Records held in a dataset:
────────

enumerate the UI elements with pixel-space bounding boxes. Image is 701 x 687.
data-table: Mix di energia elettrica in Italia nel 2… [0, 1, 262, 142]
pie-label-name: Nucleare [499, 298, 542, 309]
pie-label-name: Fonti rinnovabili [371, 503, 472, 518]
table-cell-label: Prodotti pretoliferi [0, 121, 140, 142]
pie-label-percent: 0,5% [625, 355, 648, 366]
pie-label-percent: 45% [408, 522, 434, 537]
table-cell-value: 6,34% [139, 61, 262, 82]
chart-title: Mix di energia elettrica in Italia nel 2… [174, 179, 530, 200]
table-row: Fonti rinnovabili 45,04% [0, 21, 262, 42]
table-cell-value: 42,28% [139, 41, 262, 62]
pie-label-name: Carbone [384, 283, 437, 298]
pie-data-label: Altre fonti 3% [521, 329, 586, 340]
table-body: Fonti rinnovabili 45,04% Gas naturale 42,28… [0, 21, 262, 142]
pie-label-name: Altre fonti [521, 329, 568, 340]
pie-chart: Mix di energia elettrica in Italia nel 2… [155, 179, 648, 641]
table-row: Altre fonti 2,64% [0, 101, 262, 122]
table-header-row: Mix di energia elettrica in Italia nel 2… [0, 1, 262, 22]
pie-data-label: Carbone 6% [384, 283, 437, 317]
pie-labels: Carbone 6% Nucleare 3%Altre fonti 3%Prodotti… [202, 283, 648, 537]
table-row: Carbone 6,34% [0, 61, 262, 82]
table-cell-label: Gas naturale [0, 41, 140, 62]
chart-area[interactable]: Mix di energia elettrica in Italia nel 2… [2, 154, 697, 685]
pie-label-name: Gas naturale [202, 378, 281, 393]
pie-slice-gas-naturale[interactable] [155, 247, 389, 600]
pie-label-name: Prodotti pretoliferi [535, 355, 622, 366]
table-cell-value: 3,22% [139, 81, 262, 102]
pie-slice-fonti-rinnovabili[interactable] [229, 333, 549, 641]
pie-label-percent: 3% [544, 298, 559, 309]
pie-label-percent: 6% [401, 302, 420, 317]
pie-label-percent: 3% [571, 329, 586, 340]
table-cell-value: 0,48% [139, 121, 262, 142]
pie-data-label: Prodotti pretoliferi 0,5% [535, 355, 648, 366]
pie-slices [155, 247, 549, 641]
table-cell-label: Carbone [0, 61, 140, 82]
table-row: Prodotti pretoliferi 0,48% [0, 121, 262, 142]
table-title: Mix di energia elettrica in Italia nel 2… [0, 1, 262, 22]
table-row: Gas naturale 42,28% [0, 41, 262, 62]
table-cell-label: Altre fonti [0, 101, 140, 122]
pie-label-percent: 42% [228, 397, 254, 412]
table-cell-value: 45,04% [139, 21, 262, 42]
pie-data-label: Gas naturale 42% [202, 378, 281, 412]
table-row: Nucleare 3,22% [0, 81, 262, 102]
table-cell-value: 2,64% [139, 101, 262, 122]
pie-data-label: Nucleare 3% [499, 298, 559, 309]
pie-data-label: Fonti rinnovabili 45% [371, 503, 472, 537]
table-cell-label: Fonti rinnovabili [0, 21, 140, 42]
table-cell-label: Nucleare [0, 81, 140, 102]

────────

> _Instruction_:
Output the items from their first line up to and including the line that contains "table-row: Altre fonti" as a Markdown table with the columns No. and Line. Number each row and leave out any blank lines.

> _Finished exercise_:
| No. | Line |
|---|---|
| 1 | enumerate the UI elements with pixel-space bounding boxes. Image is 701 x 687. |
| 2 | data-table: Mix di energia elettrica in Italia nel 2… [0, 1, 262, 142] |
| 3 | pie-label-name: Nucleare [499, 298, 542, 309] |
| 4 | pie-label-name: Fonti rinnovabili [371, 503, 472, 518] |
| 5 | table-cell-label: Prodotti pretoliferi [0, 121, 140, 142] |
| 6 | pie-label-percent: 0,5% [625, 355, 648, 366] |
| 7 | pie-label-percent: 45% [408, 522, 434, 537] |
| 8 | table-cell-value: 6,34% [139, 61, 262, 82] |
| 9 | chart-title: Mix di energia elettrica in Italia nel 2… [174, 179, 530, 200] |
| 10 | table-row: Fonti rinnovabili 45,04% [0, 21, 262, 42] |
| 11 | table-cell-value: 42,28% [139, 41, 262, 62] |
| 12 | pie-label-name: Carbone [384, 283, 437, 298] |
| 13 | pie-data-label: Altre fonti 3% [521, 329, 586, 340] |
| 14 | table-body: Fonti rinnovabili 45,04% Gas naturale 42,28… [0, 21, 262, 142] |
| 15 | pie-label-name: Altre fonti [521, 329, 568, 340] |
| 16 | pie-chart: Mix di energia elettrica in Italia nel 2… [155, 179, 648, 641] |
| 17 | table-row: Altre fonti 2,64% [0, 101, 262, 122] |